[Rows]
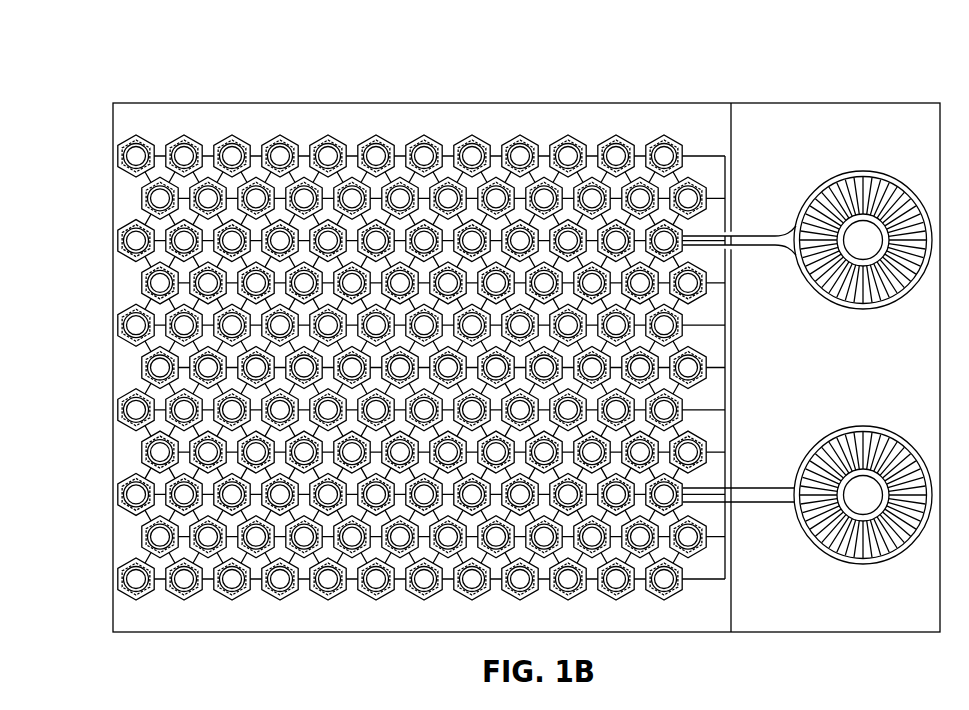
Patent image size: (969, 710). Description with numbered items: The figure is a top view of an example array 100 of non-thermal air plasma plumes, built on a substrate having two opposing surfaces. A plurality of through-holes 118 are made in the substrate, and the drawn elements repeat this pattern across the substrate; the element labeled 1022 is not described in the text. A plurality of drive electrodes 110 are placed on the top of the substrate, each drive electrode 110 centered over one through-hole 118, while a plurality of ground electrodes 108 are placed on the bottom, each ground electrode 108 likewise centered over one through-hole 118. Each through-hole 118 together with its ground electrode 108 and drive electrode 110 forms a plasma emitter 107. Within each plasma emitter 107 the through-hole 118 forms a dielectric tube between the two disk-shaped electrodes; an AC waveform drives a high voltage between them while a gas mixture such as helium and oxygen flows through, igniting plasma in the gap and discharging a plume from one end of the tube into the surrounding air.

The array 100 is at (450, 103).
The hexagonal reaction unit 1022 is at (668, 131).
The ground electrode 108 is at (122, 160).
The drive electrode 110 is at (121, 243).
The through-hole 118 is at (130, 325).
The plasma emitter 107 is at (122, 410).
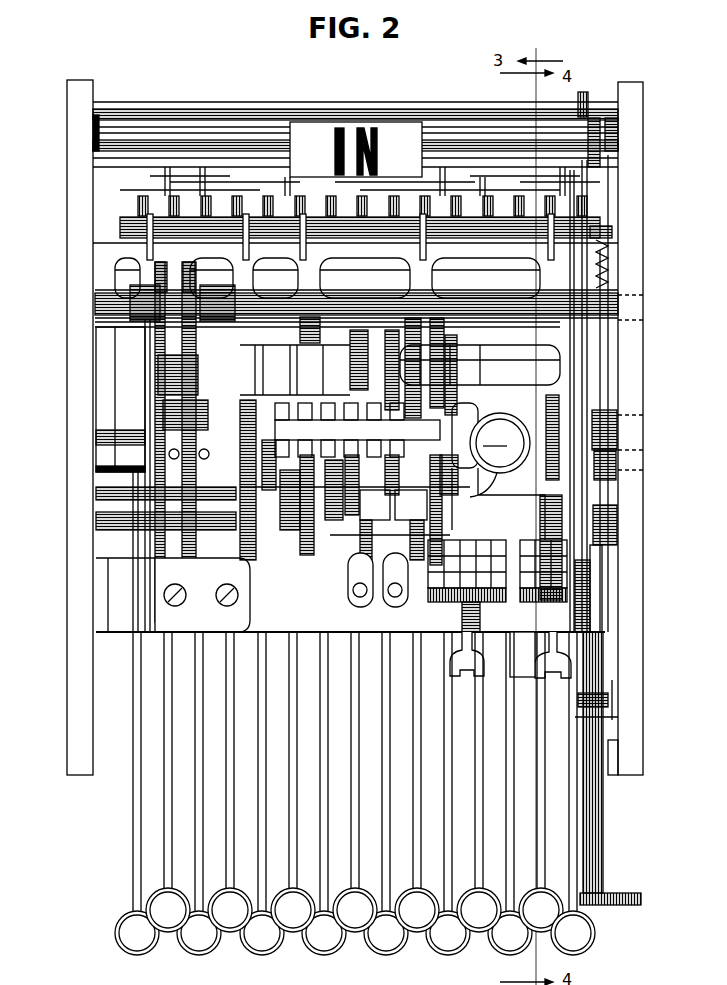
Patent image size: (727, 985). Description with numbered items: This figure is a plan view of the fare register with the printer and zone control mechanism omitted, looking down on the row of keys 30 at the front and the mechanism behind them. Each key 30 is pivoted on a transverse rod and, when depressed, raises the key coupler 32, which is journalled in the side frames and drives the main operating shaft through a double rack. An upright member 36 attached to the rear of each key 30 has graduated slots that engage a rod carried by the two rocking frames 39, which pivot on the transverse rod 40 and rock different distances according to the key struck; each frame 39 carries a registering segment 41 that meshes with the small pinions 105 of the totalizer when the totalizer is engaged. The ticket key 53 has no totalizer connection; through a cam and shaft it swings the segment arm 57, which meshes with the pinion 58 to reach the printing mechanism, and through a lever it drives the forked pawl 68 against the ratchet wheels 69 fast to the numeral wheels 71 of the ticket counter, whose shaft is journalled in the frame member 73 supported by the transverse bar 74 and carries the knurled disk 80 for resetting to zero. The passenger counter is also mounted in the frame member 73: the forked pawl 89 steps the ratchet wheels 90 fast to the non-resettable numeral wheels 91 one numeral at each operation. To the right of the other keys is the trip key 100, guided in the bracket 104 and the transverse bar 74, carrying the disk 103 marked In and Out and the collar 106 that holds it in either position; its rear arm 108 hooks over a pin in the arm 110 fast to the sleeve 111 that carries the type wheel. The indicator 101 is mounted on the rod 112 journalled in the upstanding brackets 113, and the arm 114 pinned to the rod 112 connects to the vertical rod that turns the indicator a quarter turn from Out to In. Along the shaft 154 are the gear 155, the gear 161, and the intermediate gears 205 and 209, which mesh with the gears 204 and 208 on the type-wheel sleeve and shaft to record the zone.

The keys 30 is at (133, 860).
The key coupler 32 is at (122, 380).
The upright member 36 is at (136, 205).
The rocking frames 39 is at (125, 250).
The transverse rod 40 is at (108, 328).
The registering segment 41 is at (438, 418).
The ticket key 53 is at (588, 941).
The segment arm 57 is at (553, 491).
The pinion 58 is at (557, 395).
The forked pawl 68 is at (556, 668).
The ratchet wheels 69 is at (590, 590).
The numeral wheels 71 is at (528, 540).
The frame member 73 is at (420, 595).
The transverse bar 74 is at (316, 632).
The knurled disk 80 is at (586, 616).
The forked pawl 89 is at (470, 668).
The ratchet wheels 90 is at (510, 545).
The numeral wheels 91 is at (470, 622).
The trip key 100 is at (603, 868).
The indicator 101 is at (394, 136).
The disk 103 is at (630, 905).
The bracket 104 is at (613, 762).
The small pinion 105 is at (432, 466).
The collar 106 is at (610, 700).
The arm 108 is at (617, 535).
The arm 110 is at (600, 410).
The sleeve 111 is at (616, 433).
The rod 112 is at (232, 140).
The brackets 113 is at (92, 130).
The arm 114 is at (592, 122).
The shaft 154 is at (100, 298).
The gear 155 is at (158, 265).
The gear 161 is at (192, 266).
The gear 204 is at (187, 480).
The intermediate gear 205 is at (196, 407).
The gear 208 is at (162, 455).
The intermediate gear 209 is at (160, 402).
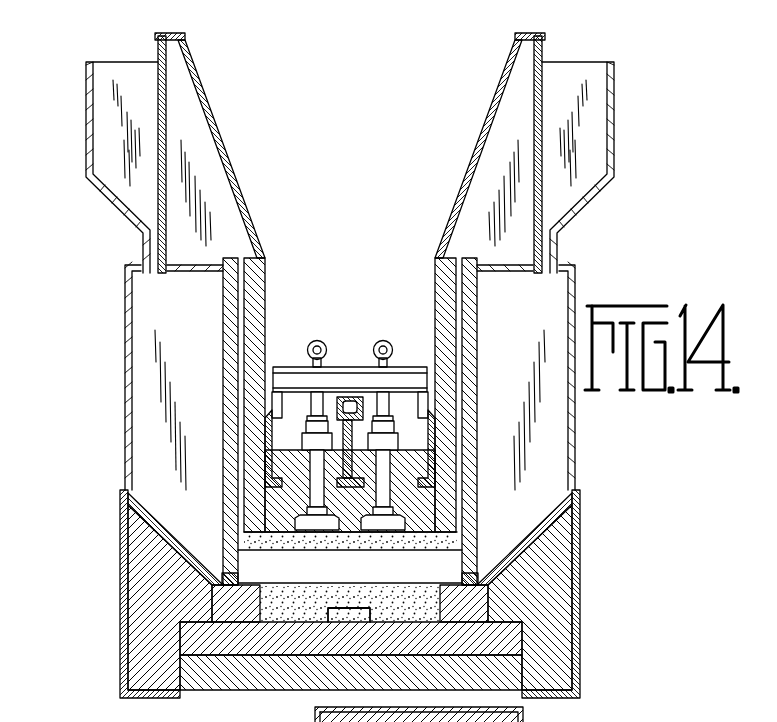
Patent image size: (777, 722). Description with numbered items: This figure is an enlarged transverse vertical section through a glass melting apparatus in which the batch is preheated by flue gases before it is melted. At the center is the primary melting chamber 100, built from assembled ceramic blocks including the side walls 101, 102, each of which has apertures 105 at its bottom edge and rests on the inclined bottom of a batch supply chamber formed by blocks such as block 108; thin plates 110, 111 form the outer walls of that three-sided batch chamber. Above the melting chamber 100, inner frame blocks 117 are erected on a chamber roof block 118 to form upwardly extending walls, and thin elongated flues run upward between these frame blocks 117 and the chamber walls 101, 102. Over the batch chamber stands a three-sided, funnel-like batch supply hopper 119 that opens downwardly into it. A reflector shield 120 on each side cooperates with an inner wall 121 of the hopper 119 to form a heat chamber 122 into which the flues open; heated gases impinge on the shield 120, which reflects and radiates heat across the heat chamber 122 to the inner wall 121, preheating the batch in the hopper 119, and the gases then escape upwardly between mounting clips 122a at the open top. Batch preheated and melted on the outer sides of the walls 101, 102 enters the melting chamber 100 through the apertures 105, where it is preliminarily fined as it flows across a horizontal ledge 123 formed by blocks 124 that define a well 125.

The melting chamber 100 is at (392, 577).
The side wall 101 is at (478, 497).
The side wall 102 is at (223, 498).
The apertures 105 is at (224, 578).
The block 108 is at (150, 503).
The thin plate 110 is at (576, 443).
The thin plate 111 is at (125, 426).
The inner frame block 117 is at (265, 302).
The chamber roof block 118 is at (412, 452).
The batch supply hopper 119 is at (117, 146).
The reflector shield 120 is at (237, 170).
The inner wall 121 is at (166, 107).
The heat chamber 122 is at (218, 227).
The mounting clips 122a is at (181, 38).
The horizontal ledge 123 is at (255, 583).
The blocks 124 is at (263, 601).
The well 125 is at (309, 616).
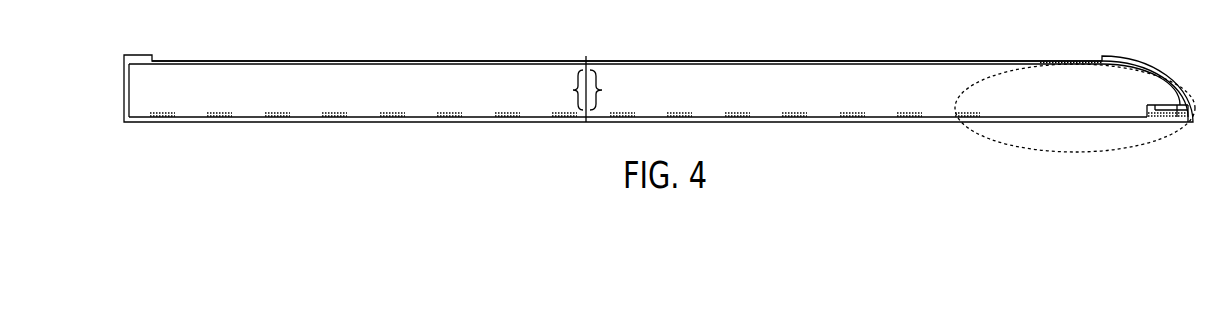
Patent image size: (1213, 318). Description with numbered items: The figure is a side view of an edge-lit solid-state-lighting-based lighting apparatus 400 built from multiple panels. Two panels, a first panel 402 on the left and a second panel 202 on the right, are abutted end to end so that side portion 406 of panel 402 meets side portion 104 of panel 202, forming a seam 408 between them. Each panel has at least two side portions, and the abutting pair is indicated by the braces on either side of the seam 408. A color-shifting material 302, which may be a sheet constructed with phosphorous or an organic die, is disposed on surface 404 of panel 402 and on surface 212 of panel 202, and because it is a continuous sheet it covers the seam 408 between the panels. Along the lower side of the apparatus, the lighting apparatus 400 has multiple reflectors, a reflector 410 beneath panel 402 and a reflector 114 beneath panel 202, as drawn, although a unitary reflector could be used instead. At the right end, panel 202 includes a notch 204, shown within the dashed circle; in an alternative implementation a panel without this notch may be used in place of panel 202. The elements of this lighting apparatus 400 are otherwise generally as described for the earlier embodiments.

The lighting apparatus 400 is at (470, 25).
The panel 402 is at (372, 98).
The surface 404 is at (318, 61).
The reflector 410 is at (396, 122).
The seam 408 is at (586, 61).
The side portion 406 is at (561, 90).
The side portion 104 is at (611, 90).
The panel 202 is at (809, 96).
The color-shifting material 302 is at (745, 61).
The surface 212 is at (867, 61).
The reflector 114 is at (845, 122).
The notch 204 is at (1150, 108).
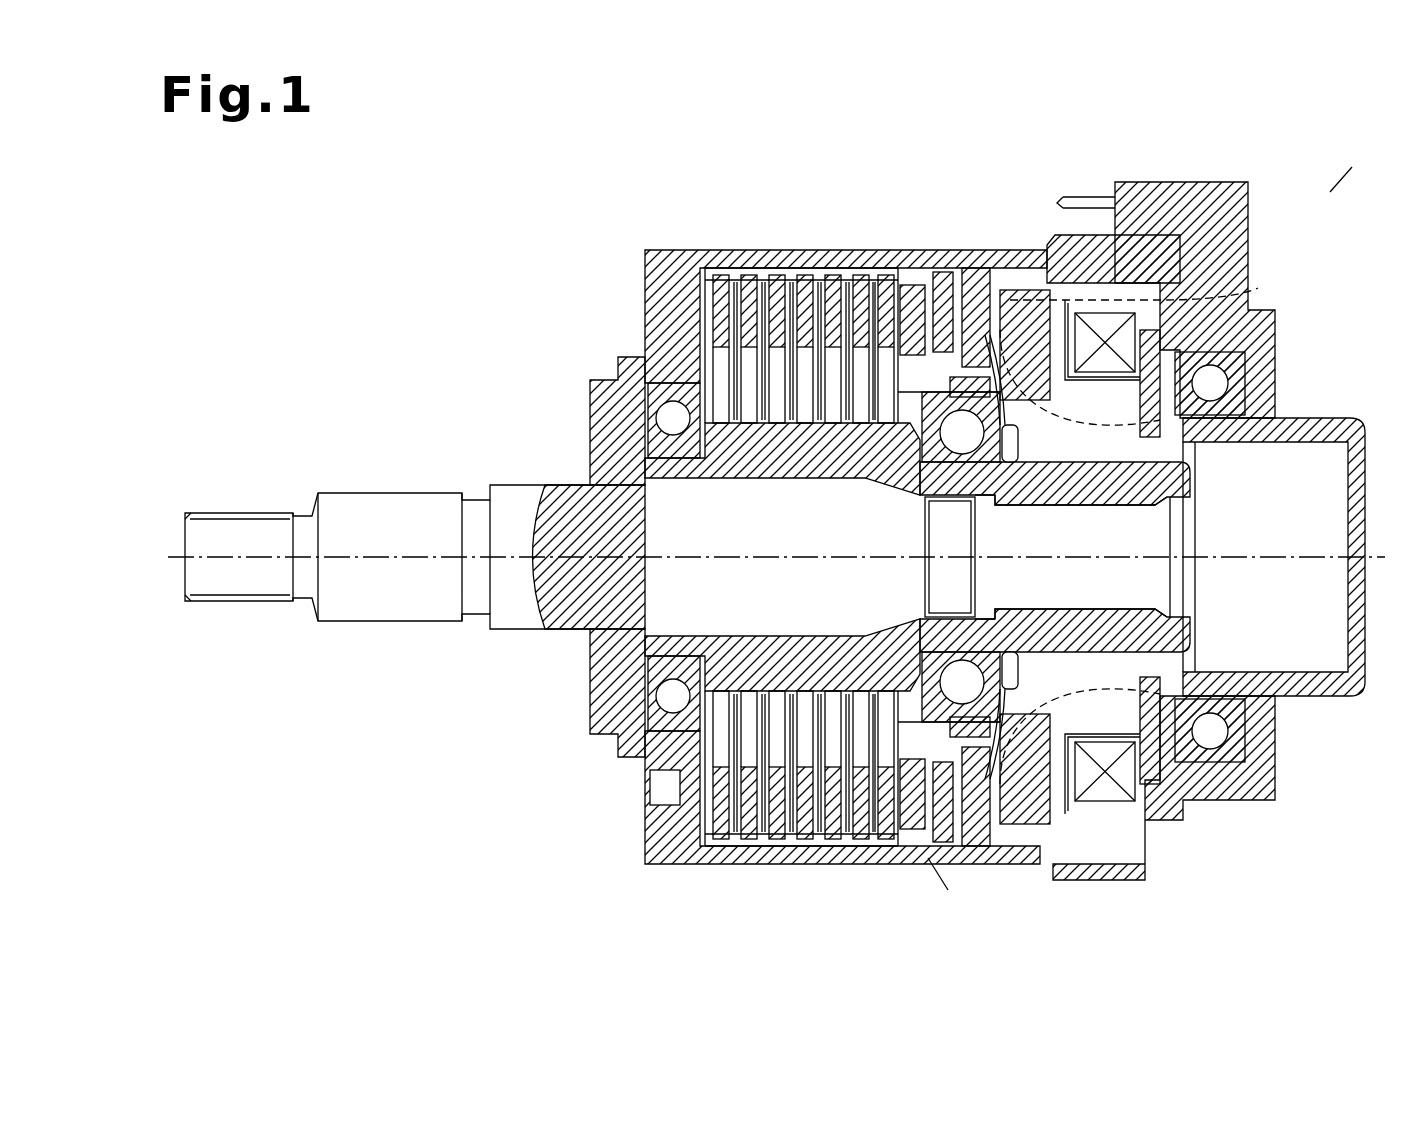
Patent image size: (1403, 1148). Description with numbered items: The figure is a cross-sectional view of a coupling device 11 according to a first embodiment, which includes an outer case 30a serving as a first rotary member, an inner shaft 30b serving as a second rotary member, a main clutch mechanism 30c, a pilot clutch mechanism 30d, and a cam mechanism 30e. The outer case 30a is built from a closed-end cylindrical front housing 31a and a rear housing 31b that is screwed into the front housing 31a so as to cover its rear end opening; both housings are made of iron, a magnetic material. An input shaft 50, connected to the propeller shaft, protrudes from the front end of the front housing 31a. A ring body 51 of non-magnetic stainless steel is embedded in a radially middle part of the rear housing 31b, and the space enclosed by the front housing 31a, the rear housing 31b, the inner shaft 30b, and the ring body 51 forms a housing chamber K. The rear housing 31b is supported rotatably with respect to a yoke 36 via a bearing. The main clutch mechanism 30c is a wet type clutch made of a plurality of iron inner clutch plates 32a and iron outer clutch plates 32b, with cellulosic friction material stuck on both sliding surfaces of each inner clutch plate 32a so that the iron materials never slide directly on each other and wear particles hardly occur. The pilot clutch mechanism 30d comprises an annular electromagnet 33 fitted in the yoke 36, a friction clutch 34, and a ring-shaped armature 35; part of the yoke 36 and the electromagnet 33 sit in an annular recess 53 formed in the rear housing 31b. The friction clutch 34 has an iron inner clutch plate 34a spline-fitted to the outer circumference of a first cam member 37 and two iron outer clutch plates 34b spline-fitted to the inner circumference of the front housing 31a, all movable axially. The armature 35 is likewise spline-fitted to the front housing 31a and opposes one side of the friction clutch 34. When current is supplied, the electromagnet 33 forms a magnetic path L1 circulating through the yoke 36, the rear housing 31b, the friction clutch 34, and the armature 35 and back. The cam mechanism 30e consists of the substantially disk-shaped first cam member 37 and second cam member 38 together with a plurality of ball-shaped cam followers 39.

[Problem] Rewrite the stretch of data from its beginning through the line containing "The plasma emitter 107 is at (122, 410)." as a numbered list, omitting blank lines. Leave the pictures out of the answer.

[Response]
1. Patent image size: (969, 710). Description with numbered items: The figure is a top view of an example array 100 of non-thermal air plasma plumes, built on a substrate having two opposing surfaces. A plurality of through-holes 118 are made in the substrate, and the drawn elements repeat this pattern across the substrate; the element labeled 1022 is not described in the text. A plurality of drive electrodes 110 are placed on the top of the substrate, each drive electrode 110 centered over one through-hole 118, while a plurality of ground electrodes 108 are placed on the bottom, each ground electrode 108 likewise centered over one through-hole 118. Each through-hole 118 together with its ground electrode 108 and drive electrode 110 forms a plasma emitter 107. Within each plasma emitter 107 the through-hole 118 forms a dielectric tube between the two disk-shaped electrodes; an AC waveform drives a high voltage between them while a gas mixture such as helium and oxygen flows through, igniting plasma in the gap and discharging a plume from one end of the tube into the surrounding air.
2. The array 100 is at (450, 103).
3. The hexagonal reaction unit 1022 is at (668, 131).
4. The ground electrode 108 is at (122, 160).
5. The drive electrode 110 is at (121, 243).
6. The through-hole 118 is at (130, 325).
7. The plasma emitter 107 is at (122, 410).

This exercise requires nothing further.